▶ _Instructions to follow_: Collect all lines from the records below that include the word "menetapkan".

▶ _Data provided_:
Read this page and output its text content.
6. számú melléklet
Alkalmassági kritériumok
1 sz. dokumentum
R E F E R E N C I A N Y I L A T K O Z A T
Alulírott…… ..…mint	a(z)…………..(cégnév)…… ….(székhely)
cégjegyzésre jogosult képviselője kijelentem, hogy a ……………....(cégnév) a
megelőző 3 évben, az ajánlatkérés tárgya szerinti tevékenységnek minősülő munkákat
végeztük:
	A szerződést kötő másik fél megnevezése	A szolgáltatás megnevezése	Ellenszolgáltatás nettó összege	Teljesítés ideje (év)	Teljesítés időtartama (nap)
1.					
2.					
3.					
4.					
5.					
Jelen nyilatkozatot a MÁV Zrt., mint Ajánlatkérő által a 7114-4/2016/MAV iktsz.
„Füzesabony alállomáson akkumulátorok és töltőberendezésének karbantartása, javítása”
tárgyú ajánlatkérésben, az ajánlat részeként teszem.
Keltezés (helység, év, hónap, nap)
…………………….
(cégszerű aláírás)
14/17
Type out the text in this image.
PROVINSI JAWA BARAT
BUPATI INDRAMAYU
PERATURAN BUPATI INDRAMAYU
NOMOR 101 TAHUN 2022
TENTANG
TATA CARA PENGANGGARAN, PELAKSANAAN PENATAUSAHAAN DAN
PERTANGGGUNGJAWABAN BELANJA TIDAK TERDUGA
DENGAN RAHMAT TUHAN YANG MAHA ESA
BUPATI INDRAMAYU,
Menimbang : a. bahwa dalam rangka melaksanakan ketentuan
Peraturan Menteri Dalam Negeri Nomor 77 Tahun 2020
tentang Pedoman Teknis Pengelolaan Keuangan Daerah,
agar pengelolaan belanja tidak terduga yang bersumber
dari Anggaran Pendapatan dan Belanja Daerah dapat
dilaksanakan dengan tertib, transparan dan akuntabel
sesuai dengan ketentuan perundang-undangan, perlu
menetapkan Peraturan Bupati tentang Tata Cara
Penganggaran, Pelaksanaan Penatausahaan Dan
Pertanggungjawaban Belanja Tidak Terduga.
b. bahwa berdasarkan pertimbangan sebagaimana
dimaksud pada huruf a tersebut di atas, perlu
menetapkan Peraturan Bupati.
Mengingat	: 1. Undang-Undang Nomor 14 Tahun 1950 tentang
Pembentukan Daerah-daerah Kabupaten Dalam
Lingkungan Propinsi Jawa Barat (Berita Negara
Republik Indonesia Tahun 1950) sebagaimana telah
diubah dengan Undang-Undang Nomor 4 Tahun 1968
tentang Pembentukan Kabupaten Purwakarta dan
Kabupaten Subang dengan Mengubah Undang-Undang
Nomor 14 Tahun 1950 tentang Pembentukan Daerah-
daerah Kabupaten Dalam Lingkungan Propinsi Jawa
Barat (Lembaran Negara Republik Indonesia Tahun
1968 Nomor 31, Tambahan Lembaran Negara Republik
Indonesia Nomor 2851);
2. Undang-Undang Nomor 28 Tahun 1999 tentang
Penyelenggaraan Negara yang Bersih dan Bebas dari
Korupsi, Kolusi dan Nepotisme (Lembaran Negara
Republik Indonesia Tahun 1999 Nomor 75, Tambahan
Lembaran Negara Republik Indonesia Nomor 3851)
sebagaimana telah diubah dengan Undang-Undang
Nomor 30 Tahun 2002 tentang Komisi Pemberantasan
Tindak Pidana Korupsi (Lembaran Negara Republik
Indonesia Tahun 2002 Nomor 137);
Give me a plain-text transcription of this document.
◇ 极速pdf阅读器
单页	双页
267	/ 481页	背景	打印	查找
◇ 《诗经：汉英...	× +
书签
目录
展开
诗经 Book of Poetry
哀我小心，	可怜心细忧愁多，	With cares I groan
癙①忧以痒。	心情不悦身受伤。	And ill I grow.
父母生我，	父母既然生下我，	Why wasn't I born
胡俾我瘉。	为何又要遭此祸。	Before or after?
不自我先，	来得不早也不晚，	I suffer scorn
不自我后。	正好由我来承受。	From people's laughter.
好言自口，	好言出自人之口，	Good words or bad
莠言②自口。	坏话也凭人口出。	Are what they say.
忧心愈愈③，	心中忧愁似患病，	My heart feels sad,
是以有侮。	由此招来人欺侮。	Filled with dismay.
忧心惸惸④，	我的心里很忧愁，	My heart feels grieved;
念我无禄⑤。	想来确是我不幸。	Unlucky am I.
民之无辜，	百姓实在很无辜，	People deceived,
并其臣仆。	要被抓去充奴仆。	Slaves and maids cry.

▶ _The output_:
menetapkan Peraturan Bupati tentang Tata Cara
menetapkan Peraturan Bupati.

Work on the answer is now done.